Stated goal:
Collect every line of the entries below that contains the word "АКАДЕМИК".

[Entries contained in a dataset]
====

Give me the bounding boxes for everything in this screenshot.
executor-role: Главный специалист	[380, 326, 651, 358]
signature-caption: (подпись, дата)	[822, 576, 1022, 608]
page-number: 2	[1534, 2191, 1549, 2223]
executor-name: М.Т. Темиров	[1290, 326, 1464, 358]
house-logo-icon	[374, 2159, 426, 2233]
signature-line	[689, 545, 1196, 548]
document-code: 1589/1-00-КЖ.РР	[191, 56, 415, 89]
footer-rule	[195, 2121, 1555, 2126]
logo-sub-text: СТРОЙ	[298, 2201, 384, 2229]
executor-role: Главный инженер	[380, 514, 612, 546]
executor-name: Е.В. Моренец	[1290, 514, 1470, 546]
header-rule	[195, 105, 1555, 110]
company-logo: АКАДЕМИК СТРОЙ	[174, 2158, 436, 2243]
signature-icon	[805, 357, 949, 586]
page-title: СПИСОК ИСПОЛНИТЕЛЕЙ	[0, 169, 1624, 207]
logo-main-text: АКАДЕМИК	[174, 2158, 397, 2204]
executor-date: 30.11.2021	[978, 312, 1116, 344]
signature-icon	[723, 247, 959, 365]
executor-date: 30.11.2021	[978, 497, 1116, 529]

====

Answer to this task:
company-logo: АКАДЕМИК СТРОЙ	[174, 2158, 436, 2243]
logo-main-text: АКАДЕМИК	[174, 2158, 397, 2204]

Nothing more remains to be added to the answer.